### Tasks for this exercise:
A: Which club teams is Grace adding, according to the Grace College athletics article?
B: List every calendar month named in the Grace College athletics article.
C: Keep writing the Grace College athletics article, picking up after its last sentence.

### Excerpt to read:
********************
Grace College announced in the spring it would return to campus in full this fall. It is planning on a full return with students, activities and athletics. For the latter, Briscoe has been busy trying to catch up with all of the rules and regulations coming down from the CDC to the NAIA, the governing athletic body for Grace College, the Crossroads League, et. al. Then, down to the aims of Grace president Bill Katip and the board of trustees and how comfortable his own coaching staffs are in returning.
“My coaches have actually been able to get to know one another on a deeper level, which I have really enjoyed,” Briscoe said in regards to the weekly Zoom meetings the department has held. “There’s been a lot of neat things they have been able to share with one another on how they are handling it, and maybe offering something to another coach on what has been working for them.”
Briscoe noted in the June interview that Grace has been fortunate to not have to drop any of its athletic programs as other institutions have. In fact, Grace is adding a few club teams to its roster including bowling and esports. Given the immediate fear and abrupt closings that swept over the sports world in March, Briscoe and the campus as a whole are counting their blessings that athletics will be part of an optimistic August.
********************
Layout element annotations
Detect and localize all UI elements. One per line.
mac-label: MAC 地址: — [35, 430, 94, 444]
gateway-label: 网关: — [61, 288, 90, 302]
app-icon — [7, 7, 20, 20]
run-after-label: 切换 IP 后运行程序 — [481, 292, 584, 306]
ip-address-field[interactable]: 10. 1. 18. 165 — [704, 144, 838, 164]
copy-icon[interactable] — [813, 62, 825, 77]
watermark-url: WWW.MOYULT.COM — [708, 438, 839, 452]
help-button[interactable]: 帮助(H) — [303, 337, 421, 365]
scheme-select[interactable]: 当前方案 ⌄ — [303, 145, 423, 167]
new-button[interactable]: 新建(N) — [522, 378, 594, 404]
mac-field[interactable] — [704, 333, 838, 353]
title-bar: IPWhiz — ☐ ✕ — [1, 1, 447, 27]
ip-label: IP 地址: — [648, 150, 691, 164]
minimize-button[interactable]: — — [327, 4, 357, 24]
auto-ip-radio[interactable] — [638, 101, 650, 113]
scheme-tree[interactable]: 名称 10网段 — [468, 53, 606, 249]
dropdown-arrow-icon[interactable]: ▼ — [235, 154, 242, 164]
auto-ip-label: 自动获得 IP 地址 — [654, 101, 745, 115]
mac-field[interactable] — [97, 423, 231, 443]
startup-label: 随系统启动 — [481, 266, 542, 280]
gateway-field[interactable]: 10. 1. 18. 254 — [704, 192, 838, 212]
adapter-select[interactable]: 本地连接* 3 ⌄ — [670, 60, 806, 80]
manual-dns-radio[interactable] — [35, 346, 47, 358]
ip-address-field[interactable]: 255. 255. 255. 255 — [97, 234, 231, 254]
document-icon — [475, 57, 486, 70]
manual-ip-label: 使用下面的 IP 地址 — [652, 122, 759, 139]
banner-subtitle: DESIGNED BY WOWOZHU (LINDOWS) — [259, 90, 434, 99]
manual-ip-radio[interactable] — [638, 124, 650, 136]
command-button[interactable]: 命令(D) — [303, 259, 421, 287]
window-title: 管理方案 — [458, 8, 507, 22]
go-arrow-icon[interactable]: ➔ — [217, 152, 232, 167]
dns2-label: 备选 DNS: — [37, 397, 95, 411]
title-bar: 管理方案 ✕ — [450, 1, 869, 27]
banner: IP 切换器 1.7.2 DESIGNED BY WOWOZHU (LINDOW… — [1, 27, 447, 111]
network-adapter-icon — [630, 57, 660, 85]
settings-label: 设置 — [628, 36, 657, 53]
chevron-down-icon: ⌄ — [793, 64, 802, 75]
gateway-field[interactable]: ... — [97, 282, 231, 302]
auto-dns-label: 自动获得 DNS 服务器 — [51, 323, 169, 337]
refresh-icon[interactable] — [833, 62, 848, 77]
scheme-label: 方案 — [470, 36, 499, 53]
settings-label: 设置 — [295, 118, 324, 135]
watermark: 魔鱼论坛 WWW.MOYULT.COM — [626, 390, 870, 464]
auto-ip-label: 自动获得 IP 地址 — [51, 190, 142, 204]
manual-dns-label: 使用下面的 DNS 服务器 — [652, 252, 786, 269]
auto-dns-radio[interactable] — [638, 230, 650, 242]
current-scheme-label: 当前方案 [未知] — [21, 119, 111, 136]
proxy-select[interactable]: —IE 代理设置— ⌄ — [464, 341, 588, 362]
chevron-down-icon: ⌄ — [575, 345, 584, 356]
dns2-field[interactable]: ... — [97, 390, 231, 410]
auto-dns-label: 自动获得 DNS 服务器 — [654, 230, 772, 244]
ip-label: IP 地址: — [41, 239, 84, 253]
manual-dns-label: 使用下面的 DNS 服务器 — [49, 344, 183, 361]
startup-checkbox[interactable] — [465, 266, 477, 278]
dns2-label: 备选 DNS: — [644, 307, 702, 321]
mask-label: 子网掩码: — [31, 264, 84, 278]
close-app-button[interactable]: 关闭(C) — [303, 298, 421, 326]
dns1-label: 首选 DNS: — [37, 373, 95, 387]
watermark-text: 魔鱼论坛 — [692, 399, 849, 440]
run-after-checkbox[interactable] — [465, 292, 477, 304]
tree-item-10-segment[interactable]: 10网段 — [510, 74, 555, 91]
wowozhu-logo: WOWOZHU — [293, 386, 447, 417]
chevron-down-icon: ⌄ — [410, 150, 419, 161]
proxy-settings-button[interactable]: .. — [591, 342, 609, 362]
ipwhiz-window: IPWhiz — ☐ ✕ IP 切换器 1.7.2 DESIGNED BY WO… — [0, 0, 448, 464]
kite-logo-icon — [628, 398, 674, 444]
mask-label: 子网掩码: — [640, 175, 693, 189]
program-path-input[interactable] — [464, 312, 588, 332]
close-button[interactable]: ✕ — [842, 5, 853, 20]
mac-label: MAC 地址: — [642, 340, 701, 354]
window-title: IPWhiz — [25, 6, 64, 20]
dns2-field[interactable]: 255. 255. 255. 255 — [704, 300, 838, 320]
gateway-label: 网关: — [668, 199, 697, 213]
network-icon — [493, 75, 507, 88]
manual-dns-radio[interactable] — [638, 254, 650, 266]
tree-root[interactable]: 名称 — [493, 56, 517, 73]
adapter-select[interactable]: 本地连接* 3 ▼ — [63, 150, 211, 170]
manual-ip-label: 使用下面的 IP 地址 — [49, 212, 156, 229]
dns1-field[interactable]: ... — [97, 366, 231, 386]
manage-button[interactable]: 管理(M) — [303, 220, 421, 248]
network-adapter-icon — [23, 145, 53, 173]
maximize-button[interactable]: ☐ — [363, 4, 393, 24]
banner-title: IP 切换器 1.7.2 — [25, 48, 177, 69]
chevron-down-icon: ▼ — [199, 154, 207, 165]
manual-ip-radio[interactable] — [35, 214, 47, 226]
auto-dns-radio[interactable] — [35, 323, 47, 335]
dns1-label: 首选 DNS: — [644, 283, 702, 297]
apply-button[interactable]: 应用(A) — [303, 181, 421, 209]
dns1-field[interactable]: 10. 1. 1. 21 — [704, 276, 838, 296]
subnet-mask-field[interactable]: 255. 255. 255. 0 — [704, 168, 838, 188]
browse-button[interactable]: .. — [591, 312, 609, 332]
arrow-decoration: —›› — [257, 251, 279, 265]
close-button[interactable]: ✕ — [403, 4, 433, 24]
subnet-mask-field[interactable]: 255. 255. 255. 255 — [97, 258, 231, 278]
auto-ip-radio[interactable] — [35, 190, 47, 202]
********************
### Responses by task:
A: Bowling and esports.

B: June, March, August

C:
“We’re all going to err on the side of safety,” noted Briscoe. “At the end of the day, safety is the number one priority here. Also knowing there are going to be programs in some capacity that will be affected by it, so what protocols do we have in place to help ensure, as quick as we can, a return to play for that athlete or athletes. And yet, try to salvage an end to the season that doesn’t affect the other players.
“These are all questions that the protocols are trying to address right now as we get a better look of what things could look like in the future.”